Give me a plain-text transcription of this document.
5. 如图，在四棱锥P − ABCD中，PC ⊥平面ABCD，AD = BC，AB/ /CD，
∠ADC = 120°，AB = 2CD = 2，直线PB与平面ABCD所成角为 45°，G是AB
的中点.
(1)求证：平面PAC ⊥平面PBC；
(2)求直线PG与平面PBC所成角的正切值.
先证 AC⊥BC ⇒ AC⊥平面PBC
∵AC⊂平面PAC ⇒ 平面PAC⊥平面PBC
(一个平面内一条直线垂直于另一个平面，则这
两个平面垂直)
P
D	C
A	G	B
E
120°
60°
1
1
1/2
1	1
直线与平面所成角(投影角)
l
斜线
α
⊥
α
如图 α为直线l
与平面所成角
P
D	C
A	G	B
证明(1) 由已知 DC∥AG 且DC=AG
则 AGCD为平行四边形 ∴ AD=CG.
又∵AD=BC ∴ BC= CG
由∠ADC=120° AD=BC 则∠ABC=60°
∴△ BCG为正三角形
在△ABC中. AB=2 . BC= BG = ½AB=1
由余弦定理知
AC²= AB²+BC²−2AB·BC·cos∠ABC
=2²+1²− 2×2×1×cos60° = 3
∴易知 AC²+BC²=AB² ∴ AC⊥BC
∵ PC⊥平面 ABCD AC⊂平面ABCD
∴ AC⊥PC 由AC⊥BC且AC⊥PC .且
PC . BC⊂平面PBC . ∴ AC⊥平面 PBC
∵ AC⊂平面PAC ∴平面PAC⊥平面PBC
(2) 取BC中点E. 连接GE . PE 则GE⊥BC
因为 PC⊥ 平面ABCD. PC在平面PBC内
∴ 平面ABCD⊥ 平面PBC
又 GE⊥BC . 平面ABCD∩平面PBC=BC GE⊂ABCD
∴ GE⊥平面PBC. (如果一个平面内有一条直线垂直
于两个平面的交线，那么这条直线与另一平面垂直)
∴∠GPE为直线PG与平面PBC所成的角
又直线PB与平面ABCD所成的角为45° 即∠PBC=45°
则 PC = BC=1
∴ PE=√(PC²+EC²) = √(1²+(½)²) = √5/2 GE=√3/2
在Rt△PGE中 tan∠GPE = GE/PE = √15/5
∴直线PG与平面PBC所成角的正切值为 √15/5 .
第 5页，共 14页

********************

# Set task
Count each line of the data where the word "平面PAC" appears, then reply with the total only.

# Answer to the problem
3